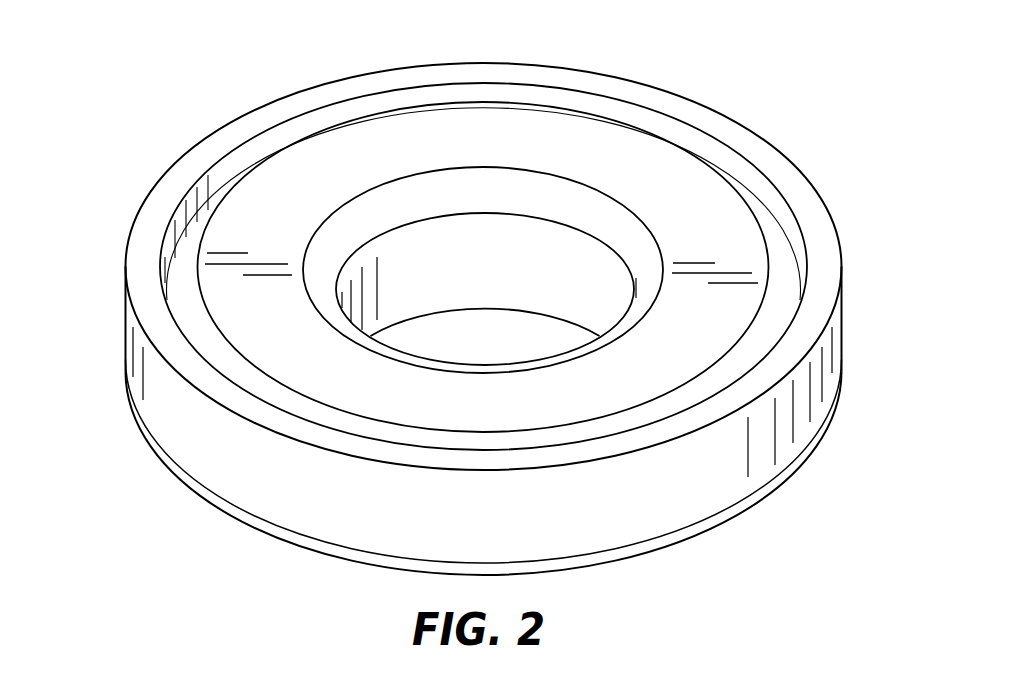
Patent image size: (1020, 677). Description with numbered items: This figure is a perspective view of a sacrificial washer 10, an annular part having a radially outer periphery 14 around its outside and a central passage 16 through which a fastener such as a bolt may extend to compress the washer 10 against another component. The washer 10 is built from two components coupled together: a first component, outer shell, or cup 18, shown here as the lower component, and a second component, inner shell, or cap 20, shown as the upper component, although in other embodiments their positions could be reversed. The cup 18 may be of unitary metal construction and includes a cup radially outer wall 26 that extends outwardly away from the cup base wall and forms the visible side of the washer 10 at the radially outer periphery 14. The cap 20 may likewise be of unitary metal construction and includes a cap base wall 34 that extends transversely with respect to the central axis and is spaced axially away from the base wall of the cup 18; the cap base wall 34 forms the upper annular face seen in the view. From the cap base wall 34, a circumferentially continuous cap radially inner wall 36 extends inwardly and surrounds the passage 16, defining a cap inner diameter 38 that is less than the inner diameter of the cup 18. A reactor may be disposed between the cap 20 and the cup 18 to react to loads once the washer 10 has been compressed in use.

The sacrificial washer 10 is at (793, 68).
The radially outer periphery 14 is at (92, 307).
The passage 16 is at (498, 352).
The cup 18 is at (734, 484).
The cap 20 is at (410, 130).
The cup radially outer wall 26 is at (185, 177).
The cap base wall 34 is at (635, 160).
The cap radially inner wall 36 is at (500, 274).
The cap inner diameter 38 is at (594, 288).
* * *
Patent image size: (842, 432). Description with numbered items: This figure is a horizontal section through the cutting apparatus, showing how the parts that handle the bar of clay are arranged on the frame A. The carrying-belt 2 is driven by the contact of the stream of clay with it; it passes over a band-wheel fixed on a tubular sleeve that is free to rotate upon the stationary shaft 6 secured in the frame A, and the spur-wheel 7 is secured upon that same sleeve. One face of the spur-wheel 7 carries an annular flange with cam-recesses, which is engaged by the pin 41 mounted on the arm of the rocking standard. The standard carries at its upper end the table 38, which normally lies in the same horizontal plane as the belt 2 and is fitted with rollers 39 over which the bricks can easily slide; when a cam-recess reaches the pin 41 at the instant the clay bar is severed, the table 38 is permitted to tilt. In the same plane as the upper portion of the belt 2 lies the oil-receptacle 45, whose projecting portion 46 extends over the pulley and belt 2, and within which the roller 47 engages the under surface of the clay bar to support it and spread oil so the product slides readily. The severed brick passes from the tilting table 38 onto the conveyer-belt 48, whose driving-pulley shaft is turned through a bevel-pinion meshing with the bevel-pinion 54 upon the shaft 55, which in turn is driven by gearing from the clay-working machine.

| Task details |
Rewrite the lines from the one containing "Patent image size: (1020, 677)." through the one containing "The cap inner diameter 38 is at (594, 288).", replacing "annular" with "ring-shaped" and keeping everything else the same.

| Written answer |
Patent image size: (1020, 677). Description with numbered items: This figure is a perspective view of a sacrificial washer 10, an ring-shaped part having a radially outer periphery 14 around its outside and a central passage 16 through which a fastener such as a bolt may extend to compress the washer 10 against another component. The washer 10 is built from two components coupled together: a first component, outer shell, or cup 18, shown here as the lower component, and a second component, inner shell, or cap 20, shown as the upper component, although in other embodiments their positions could be reversed. The cup 18 may be of unitary metal construction and includes a cup radially outer wall 26 that extends outwardly away from the cup base wall and forms the visible side of the washer 10 at the radially outer periphery 14. The cap 20 may likewise be of unitary metal construction and includes a cap base wall 34 that extends transversely with respect to the central axis and is spaced axially away from the base wall of the cup 18; the cap base wall 34 forms the upper ring-shaped face seen in the view. From the cap base wall 34, a circumferentially continuous cap radially inner wall 36 extends inwardly and surrounds the passage 16, defining a cap inner diameter 38 that is less than the inner diameter of the cup 18. A reactor may be disposed between the cap 20 and the cup 18 to react to loads once the washer 10 has been compressed in use.

The sacrificial washer 10 is at (793, 68).
The radially outer periphery 14 is at (92, 307).
The passage 16 is at (498, 352).
The cup 18 is at (734, 484).
The cap 20 is at (410, 130).
The cup radially outer wall 26 is at (185, 177).
The cap base wall 34 is at (635, 160).
The cap radially inner wall 36 is at (500, 274).
The cap inner diameter 38 is at (594, 288).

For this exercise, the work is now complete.